» **Ausgewählter Text**:

--------------------

Der Text des Nachspanns stellt die Geschichte von Fahria in einen grösseren Zusammenhang: «1998 ereignet sich in Krusha e Madhe eines der schlimmsten Massaker des Kosovokrieges. Es gab über 240 Tote und Vermisste. Im Kosovo gelten über 1500 Personen als vermisst, 64 aus diesem Dorf. Einige wurden in den Fluss geworfen, andere im Wald ermordet. Einige hoffen, sie lebend zu finden.»

Produktion der Ajvar-Gemüsepasta

Motivation der Regisseurin für diesen Film

«Ich sass in meiner Wohnung in Brooklyn und versuchte, meine Diplomarbeit fertig zu schreiben, während ich eine kosovarische Fernsehsendung schaute. Eine Frau erzählte darin von ihrem Führerschein und dem Gerede im Dorf, wie damit ihre Familie erniedrigt wurde. Zuerst dachte ich, es sei ein Scherz. Es war einerseits lustig und andererseits doch sehr traurig, hart und herausfordernd. Fahrije Hoti, die Witwe und Mutter von zwei Kindern, musste etwas tun, um zu überleben, und das hat sie getan. Sie machte ihren Führerschein und erhielt so einen Job. Alle haben darüber geredet, es hat sie fast verrückt gemacht, aber sie hat es geschafft. Eines Tages eröffnete sie ein kleines Unternehmen, in dem sie andere Witwen beschäftigte, und jetzt produziert sie eingelegtes Gemüse, das im ganzen Kosovo verkauft wird. (Ajvar-Produkte gibt es auch in der Schweiz bei Grossverteilern. Red.)

--------------------

» **Vorliegende Angaben**:
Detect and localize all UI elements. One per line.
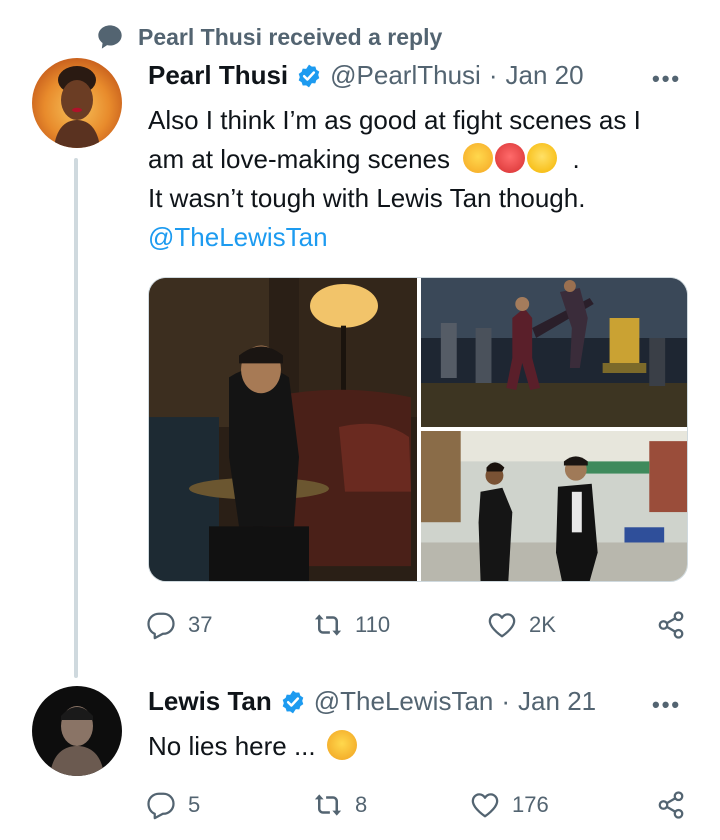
tweet-header: Pearl Thusi @PearlThusi · Jan 20 [148, 60, 584, 91]
retweet-button[interactable]: 8 [313, 790, 367, 820]
tweet-text-period: . [572, 144, 580, 174]
retweet-button[interactable]: 110 [313, 610, 390, 640]
reply-count: 5 [188, 792, 201, 817]
reply-button[interactable]: 37 [146, 610, 212, 640]
tweet-text-fragment: am at love-making scenes [148, 144, 451, 174]
avatar-lewis-tan[interactable] [32, 686, 122, 776]
tweet-text: Also I think I’m as good at fight scenes… [148, 101, 693, 257]
media-photo-lounge[interactable] [149, 278, 417, 581]
author-handle[interactable]: @PearlThusi [330, 60, 481, 91]
media-photo-street[interactable] [421, 431, 687, 581]
author-handle[interactable]: @TheLewisTan [314, 686, 494, 717]
like-count: 176 [512, 792, 549, 817]
hot-face-emoji [495, 143, 526, 173]
more-options-button[interactable]: ••• [652, 692, 681, 718]
share-icon [658, 791, 684, 819]
tweet-text-line: am at love-making scenes . [148, 140, 693, 179]
tweet-text: No lies here ... [148, 727, 359, 766]
author-name[interactable]: Pearl Thusi [148, 60, 288, 91]
retweet-count: 110 [355, 612, 391, 637]
reply-count: 37 [188, 612, 213, 637]
social-context-label: Pearl Thusi received a reply [138, 23, 443, 50]
verified-badge-icon [282, 690, 304, 713]
tweet-header: Lewis Tan @TheLewisTan · Jan 21 [148, 686, 596, 717]
avatar-pearl-thusi[interactable] [32, 58, 122, 148]
thread-connector-line [74, 158, 78, 678]
face-with-hand-over-mouth-emoji [326, 730, 357, 760]
retweet-count: 8 [355, 792, 368, 817]
like-button[interactable]: 2K [487, 610, 556, 640]
tweet-text-line: Also I think I’m as good at fight scenes… [148, 105, 641, 135]
share-button[interactable] [656, 790, 686, 820]
zany-face-emoji [527, 143, 558, 173]
like-button[interactable]: 176 [470, 790, 549, 820]
tweet-text-line: It wasn’t tough with Lewis Tan though. [148, 183, 586, 213]
separator-dot: · [488, 60, 498, 90]
reply-button[interactable]: 5 [146, 790, 200, 820]
verified-badge-icon [298, 64, 320, 87]
social-context[interactable]: Pearl Thusi received a reply [96, 18, 442, 56]
heart-icon [471, 793, 499, 818]
tweet-date[interactable]: Jan 21 [518, 686, 596, 717]
speech-bubble-icon [98, 25, 122, 49]
like-count: 2K [529, 612, 556, 637]
face-with-tears-of-joy-emoji [463, 143, 494, 173]
reply-icon [147, 612, 175, 640]
more-options-button[interactable]: ••• [652, 66, 681, 92]
share-icon [658, 611, 684, 639]
retweet-icon [314, 794, 342, 816]
mention-link[interactable]: @TheLewisTan [148, 222, 328, 252]
reply-icon [147, 792, 175, 820]
share-button[interactable] [656, 610, 686, 640]
author-name[interactable]: Lewis Tan [148, 686, 272, 717]
separator-dot: · [501, 686, 511, 716]
tweet-media-grid[interactable] [148, 277, 688, 582]
retweet-icon [314, 614, 342, 636]
media-photo-fight[interactable] [421, 278, 687, 427]
tweet-date[interactable]: Jan 20 [506, 60, 584, 91]
heart-icon [488, 613, 516, 638]
tweet-text-line: No lies here ... [148, 731, 316, 761]
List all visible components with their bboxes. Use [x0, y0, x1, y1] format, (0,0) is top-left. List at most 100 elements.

--------------------

» **Aufgabe**: Wiederhole den ausgewählten Text vollständig und Wort für Wort.

» **Ergebnis**:
Der Text des Nachspanns stellt die Geschichte von Fahria in einen grösseren Zusammenhang: «1998 ereignet sich in Krusha e Madhe eines der schlimmsten Massaker des Kosovokrieges. Es gab über 240 Tote und Vermisste. Im Kosovo gelten über 1500 Personen als vermisst, 64 aus diesem Dorf. Einige wurden in den Fluss geworfen, andere im Wald ermordet. Einige hoffen, sie lebend zu finden.»

Produktion der Ajvar-Gemüsepasta

Motivation der Regisseurin für diesen Film

«Ich sass in meiner Wohnung in Brooklyn und versuchte, meine Diplomarbeit fertig zu schreiben, während ich eine kosovarische Fernsehsendung schaute. Eine Frau erzählte darin von ihrem Führerschein und dem Gerede im Dorf, wie damit ihre Familie erniedrigt wurde. Zuerst dachte ich, es sei ein Scherz. Es war einerseits lustig und andererseits doch sehr traurig, hart und herausfordernd. Fahrije Hoti, die Witwe und Mutter von zwei Kindern, musste etwas tun, um zu überleben, und das hat sie getan. Sie machte ihren Führerschein und erhielt so einen Job. Alle haben darüber geredet, es hat sie fast verrückt gemacht, aber sie hat es geschafft. Eines Tages eröffnete sie ein kleines Unternehmen, in dem sie andere Witwen beschäftigte, und jetzt produziert sie eingelegtes Gemüse, das im ganzen Kosovo verkauft wird. (Ajvar-Produkte gibt es auch in der Schweiz bei Grossverteilern. Red.)